**Exercise directions**. Pick every line with "page" from the material below.

--- BEGIN Records for this task ---

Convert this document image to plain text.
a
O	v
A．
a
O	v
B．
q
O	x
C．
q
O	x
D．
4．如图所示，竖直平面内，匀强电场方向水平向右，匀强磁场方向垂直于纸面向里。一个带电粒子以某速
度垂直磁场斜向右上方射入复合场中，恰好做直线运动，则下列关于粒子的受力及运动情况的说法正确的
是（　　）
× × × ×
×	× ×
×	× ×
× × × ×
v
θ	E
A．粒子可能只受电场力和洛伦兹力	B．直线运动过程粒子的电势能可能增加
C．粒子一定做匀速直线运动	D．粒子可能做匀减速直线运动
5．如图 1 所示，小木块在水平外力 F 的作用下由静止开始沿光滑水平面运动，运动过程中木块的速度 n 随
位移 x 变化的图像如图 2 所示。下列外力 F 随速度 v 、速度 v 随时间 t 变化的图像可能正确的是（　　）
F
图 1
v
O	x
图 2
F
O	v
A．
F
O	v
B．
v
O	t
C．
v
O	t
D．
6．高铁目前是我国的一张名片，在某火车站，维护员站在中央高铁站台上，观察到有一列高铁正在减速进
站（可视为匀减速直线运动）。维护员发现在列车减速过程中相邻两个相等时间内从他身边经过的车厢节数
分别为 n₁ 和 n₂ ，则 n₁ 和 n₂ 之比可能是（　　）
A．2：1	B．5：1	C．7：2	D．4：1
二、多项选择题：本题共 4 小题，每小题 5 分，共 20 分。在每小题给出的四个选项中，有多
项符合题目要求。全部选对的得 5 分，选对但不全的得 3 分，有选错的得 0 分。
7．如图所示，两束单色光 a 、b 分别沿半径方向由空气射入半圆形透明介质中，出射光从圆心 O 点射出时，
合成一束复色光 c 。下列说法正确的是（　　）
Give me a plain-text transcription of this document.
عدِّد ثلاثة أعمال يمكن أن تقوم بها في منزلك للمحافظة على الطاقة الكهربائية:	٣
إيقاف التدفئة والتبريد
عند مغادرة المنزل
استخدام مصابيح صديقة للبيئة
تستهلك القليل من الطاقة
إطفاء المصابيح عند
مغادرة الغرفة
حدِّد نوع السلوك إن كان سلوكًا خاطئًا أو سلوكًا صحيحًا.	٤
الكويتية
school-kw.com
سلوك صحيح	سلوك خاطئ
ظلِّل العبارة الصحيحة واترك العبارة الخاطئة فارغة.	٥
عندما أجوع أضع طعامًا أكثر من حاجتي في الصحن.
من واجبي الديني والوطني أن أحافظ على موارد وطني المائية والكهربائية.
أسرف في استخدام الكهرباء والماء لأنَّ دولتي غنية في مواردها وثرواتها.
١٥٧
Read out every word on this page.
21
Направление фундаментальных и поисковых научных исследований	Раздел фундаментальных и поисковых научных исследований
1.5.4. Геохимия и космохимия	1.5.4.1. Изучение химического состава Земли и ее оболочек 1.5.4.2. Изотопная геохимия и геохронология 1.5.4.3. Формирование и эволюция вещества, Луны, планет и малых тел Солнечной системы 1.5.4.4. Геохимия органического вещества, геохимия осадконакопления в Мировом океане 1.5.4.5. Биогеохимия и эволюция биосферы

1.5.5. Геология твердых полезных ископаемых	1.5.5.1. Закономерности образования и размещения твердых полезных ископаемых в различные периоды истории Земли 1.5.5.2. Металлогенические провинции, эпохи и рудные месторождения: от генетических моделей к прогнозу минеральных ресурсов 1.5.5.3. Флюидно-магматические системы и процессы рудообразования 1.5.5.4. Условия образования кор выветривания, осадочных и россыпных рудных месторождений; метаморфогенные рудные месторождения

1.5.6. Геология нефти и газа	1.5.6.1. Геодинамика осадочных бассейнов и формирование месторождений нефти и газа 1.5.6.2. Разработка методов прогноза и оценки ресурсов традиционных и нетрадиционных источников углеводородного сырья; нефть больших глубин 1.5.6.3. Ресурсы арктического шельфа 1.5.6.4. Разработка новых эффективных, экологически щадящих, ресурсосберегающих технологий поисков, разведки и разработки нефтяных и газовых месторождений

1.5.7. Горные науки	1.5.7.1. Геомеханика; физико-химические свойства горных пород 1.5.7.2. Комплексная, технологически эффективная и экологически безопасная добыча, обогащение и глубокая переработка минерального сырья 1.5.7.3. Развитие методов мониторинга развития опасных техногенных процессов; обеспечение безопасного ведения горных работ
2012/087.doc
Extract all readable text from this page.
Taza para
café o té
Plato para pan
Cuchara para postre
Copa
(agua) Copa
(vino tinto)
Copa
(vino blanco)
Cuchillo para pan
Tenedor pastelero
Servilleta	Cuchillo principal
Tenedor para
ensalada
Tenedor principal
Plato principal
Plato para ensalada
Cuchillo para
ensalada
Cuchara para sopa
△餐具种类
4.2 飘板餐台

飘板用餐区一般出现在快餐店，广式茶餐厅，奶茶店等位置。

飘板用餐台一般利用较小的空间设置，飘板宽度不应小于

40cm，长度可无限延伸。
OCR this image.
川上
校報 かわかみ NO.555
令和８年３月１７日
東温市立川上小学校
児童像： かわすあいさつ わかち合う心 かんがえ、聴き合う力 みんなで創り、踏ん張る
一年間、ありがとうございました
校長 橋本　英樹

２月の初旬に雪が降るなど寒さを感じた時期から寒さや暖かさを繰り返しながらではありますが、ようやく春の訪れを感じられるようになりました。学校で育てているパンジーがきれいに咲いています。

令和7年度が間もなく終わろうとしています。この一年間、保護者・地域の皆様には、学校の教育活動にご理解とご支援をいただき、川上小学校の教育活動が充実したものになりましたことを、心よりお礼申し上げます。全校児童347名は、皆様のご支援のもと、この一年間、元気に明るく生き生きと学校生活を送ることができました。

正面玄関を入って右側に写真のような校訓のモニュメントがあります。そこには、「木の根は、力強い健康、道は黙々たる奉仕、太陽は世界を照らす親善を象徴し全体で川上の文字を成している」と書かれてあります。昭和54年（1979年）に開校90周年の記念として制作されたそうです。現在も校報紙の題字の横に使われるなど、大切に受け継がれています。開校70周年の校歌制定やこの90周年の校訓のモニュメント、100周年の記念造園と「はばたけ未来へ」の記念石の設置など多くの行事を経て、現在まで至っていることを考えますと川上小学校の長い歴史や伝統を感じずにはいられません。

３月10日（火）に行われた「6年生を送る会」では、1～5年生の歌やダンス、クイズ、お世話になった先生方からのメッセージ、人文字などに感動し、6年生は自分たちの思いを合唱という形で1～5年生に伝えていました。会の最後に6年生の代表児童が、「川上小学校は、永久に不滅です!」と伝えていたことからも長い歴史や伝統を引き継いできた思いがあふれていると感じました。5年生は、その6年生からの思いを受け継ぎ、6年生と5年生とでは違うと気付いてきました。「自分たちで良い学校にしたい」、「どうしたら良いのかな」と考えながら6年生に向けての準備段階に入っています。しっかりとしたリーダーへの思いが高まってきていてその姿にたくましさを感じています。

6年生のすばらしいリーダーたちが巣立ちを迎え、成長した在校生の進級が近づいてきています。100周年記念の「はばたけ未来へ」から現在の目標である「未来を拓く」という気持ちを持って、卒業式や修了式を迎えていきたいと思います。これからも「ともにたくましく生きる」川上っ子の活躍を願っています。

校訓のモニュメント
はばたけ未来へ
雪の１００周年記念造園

--- END Records for this task ---

**Solution below**.
Read out every word on this page.
Extract all readable text from this page.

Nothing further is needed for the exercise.